ACTIVITY 1:
Summarize the text on IRC chat in two sentences.
ACTIVITY 2:
In the text on IRC chat, what happens to a channel as soon as the last person leaves?

If you're brand new to IRC chat and wondering what it is and how to get started, the following might save you some of the time it takes to get oriented.
History and overview
In the 1980's, one of the most popular features of CompuServe Information Service (CIS) was its CB simulator, named and styled after citizen's band radio. CompuServe forums (aka Special Interest Groups, or SIGs) used the simulator for real time conferencing (CO) among members.
Today, chat and multi-user conferencing can be done using Internet Relay Chat, or IRC.
IRC is free and available to everyone, no registration required. It's anonymous if you want it to be. You can talk on public channels or create your own channel. You can make your channel secret so no one else sees that it exists, invite only the people you want, keep others out, and the channel vanishes as soon as the last person leaves.
You've probably seen news stories about the highly questionable and sometimes illegal activities that take place in chat rooms. It only takes a simple listing of the names and topics of public channels to reveal that those activities probably are indeed there and that humanity is not always on its best behavior.
But there must also be many interesting and entirely legitimate public channels to visit. Besides, if you create your own channel and invite family or friends to it, you can make the channel whatever you want it to be.
Based on reading and brief experience, it looks like the dangers of IRC chat are mostly not inherent in IRC itself nor inherent in your being connected to it, but instead depend on
From a hardware security standpoint, file-sharing, especially the exchange of illegal files, is dangerous to your computer because such files are likely to be bundled with viruses, adware, and spyware. Don't accept file transfers. If your IRC client program allows disabling the feature that permits file transfers (DCC), you should disable it. This also prevents your IRC client from automatically accepting file transfers, which is a terrible idea. If someone tries to send you a file, you should at least have the option of rejecting it.

Collected data entries
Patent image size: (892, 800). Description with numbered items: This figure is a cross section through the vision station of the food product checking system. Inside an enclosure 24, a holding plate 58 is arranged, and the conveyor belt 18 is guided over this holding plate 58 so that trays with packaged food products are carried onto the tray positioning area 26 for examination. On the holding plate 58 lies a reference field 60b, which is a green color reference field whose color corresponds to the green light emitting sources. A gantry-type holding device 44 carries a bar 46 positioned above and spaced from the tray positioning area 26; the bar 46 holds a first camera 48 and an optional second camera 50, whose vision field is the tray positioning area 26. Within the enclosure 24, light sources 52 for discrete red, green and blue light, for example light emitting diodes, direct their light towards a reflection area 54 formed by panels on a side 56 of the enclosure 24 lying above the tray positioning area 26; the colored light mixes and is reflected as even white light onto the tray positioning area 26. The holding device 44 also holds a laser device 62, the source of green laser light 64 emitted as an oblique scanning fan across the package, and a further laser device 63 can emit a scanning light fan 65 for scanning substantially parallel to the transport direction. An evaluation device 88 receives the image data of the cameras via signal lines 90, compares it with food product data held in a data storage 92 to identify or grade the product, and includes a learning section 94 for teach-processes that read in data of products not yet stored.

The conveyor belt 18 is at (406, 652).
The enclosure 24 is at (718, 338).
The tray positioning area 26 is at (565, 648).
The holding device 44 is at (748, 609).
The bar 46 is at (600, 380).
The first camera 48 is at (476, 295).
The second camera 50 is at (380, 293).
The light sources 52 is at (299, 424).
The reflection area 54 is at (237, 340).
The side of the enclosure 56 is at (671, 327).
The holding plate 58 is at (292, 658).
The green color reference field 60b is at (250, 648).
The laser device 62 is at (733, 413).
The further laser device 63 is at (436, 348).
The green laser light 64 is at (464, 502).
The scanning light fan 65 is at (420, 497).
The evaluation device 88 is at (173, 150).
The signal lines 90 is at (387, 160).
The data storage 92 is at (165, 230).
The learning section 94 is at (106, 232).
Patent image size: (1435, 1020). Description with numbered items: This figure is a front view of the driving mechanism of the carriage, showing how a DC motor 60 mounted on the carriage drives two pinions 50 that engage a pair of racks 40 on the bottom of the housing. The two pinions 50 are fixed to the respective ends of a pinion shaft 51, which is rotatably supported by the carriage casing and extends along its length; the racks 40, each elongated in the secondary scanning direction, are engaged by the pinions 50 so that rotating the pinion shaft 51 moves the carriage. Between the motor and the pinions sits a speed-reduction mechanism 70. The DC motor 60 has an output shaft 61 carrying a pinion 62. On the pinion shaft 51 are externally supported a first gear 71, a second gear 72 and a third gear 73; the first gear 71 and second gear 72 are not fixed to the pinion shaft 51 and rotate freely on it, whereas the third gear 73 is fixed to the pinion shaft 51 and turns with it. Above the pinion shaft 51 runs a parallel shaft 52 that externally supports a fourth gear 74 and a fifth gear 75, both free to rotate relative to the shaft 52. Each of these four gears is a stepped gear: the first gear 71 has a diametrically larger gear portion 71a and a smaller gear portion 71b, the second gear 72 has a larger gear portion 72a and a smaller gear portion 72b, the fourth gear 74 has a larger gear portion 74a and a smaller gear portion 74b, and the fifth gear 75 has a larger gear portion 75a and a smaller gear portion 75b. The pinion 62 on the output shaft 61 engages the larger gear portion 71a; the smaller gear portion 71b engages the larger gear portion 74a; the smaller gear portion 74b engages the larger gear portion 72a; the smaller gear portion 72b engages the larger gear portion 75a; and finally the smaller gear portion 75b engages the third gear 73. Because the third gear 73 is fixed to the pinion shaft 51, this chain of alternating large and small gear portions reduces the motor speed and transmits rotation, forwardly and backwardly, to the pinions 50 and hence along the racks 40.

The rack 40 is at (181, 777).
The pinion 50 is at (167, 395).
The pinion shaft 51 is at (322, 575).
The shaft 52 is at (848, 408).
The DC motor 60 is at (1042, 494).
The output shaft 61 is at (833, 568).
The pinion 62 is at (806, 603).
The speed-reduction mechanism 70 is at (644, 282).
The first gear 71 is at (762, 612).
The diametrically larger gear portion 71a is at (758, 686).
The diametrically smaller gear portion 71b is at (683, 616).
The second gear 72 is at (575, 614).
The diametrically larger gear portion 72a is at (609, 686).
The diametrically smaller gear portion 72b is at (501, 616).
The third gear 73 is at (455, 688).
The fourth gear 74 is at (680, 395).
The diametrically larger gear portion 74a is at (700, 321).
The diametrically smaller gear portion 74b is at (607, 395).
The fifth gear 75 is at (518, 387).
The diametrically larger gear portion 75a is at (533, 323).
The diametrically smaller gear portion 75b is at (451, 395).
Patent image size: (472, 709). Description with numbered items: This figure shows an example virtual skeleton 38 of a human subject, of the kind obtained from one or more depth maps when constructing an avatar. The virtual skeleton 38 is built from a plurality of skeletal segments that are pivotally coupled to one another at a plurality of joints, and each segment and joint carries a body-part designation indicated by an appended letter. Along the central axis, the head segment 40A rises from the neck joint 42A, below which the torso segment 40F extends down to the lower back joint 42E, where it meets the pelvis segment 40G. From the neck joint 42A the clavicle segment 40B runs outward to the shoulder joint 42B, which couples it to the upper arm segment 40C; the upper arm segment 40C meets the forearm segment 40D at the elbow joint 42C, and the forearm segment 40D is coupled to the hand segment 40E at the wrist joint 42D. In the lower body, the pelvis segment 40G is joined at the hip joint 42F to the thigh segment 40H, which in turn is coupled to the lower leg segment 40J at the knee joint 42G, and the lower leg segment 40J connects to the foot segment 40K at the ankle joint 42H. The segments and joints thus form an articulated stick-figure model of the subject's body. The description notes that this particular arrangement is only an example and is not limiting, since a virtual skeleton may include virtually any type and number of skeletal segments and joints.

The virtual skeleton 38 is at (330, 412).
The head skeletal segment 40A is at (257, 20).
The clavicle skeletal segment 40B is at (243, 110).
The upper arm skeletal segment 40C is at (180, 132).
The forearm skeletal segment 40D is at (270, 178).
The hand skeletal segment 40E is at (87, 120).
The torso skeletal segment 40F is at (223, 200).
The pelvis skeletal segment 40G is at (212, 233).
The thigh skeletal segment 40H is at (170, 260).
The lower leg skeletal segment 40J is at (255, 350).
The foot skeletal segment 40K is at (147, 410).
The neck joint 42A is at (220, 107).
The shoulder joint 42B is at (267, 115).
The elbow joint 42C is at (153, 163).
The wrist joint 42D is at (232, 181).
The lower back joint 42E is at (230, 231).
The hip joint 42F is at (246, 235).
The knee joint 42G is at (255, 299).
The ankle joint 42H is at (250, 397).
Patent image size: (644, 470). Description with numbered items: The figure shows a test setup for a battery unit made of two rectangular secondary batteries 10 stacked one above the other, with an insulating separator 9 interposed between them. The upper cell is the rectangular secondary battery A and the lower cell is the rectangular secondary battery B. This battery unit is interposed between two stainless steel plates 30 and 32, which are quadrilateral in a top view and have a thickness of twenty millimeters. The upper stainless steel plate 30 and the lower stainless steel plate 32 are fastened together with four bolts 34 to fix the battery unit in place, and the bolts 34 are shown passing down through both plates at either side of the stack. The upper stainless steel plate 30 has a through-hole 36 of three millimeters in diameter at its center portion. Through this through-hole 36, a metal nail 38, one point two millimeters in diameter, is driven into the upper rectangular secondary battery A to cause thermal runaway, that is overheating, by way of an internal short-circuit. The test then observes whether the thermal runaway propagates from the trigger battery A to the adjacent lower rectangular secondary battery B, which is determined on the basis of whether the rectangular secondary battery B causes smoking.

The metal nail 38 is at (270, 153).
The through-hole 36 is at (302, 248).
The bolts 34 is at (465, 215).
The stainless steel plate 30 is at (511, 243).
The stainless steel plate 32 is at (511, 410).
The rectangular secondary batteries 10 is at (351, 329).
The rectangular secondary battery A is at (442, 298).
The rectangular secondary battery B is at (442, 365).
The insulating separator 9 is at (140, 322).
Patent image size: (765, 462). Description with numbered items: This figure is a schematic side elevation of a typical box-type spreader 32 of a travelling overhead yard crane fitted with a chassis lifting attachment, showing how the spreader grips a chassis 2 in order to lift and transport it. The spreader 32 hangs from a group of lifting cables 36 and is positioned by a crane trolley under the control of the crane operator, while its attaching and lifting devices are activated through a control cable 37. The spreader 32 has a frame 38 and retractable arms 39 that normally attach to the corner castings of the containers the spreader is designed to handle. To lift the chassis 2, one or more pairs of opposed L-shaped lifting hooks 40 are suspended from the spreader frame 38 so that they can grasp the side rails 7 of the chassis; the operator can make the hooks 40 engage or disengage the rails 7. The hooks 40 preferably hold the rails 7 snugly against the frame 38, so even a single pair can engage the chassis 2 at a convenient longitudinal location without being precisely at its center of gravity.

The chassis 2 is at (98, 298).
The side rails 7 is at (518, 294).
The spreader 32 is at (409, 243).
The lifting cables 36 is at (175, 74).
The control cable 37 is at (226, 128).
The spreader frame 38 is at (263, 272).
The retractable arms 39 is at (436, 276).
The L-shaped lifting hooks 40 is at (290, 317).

EXERCISE SOLUTION 1:
Internet Relay Chat (IRC) now handles real-time multi-user conferencing, as CompuServe's CB simulator did in the 1980s. It is free and needs no registration, and it lets users talk on public channels or create their own secret, invite-only ones, but because shared files are likely bundled with viruses, adware, and spyware, users should refuse file transfers and disable DCC if their client allows it.

EXERCISE SOLUTION 2:
The channel vanishes.